▸ Brief
Type out every line below exactly as it reads.

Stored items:
::::::::

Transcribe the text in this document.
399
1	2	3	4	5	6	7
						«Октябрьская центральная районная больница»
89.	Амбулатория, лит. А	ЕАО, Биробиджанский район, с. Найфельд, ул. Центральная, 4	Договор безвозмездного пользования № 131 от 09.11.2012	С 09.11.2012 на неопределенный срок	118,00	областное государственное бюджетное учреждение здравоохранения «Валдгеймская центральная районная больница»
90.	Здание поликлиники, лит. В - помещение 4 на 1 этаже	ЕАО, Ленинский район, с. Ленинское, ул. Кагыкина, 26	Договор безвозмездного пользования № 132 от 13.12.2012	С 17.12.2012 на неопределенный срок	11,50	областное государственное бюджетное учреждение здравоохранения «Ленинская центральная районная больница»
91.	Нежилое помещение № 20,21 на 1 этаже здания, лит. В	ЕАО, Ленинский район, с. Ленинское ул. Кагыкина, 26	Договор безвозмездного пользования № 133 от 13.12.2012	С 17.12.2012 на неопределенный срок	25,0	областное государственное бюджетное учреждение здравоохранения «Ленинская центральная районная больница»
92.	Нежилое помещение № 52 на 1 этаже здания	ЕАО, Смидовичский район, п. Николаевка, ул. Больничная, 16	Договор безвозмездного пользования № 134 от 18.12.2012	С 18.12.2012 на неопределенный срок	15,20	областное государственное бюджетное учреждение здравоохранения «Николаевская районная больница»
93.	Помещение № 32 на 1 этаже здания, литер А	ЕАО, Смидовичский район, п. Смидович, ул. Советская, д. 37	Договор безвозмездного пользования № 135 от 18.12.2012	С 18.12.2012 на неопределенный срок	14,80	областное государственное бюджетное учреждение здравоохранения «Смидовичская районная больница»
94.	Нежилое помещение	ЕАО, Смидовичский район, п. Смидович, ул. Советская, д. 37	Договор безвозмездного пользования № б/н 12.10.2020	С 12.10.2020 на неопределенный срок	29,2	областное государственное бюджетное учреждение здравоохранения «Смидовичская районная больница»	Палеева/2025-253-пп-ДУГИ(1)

::::::::

▸ Solution
Transcribe the text in this document.
399
1	2	3	4	5	6	7
						«Октябрьская центральная районная больница»
89.	Амбулатория, лит. А	ЕАО, Биробиджанский район, с. Найфельд, ул. Центральная, 4	Договор безвозмездного пользования № 131 от 09.11.2012	С 09.11.2012 на неопределенный срок	118,00	областное государственное бюджетное учреждение здравоохранения «Валдгеймская центральная районная больница»
90.	Здание поликлиники, лит. В - помещение 4 на 1 этаже	ЕАО, Ленинский район, с. Ленинское, ул. Кагыкина, 26	Договор безвозмездного пользования № 132 от 13.12.2012	С 17.12.2012 на неопределенный срок	11,50	областное государственное бюджетное учреждение здравоохранения «Ленинская центральная районная больница»
91.	Нежилое помещение № 20,21 на 1 этаже здания, лит. В	ЕАО, Ленинский район, с. Ленинское ул. Кагыкина, 26	Договор безвозмездного пользования № 133 от 13.12.2012	С 17.12.2012 на неопределенный срок	25,0	областное государственное бюджетное учреждение здравоохранения «Ленинская центральная районная больница»
92.	Нежилое помещение № 52 на 1 этаже здания	ЕАО, Смидовичский район, п. Николаевка, ул. Больничная, 16	Договор безвозмездного пользования № 134 от 18.12.2012	С 18.12.2012 на неопределенный срок	15,20	областное государственное бюджетное учреждение здравоохранения «Николаевская районная больница»
93.	Помещение № 32 на 1 этаже здания, литер А	ЕАО, Смидовичский район, п. Смидович, ул. Советская, д. 37	Договор безвозмездного пользования № 135 от 18.12.2012	С 18.12.2012 на неопределенный срок	14,80	областное государственное бюджетное учреждение здравоохранения «Смидовичская районная больница»
94.	Нежилое помещение	ЕАО, Смидовичский район, п. Смидович, ул. Советская, д. 37	Договор безвозмездного пользования № б/н 12.10.2020	С 12.10.2020 на неопределенный срок	29,2	областное государственное бюджетное учреждение здравоохранения «Смидовичская районная больница»	Палеева/2025-253-пп-ДУГИ(1)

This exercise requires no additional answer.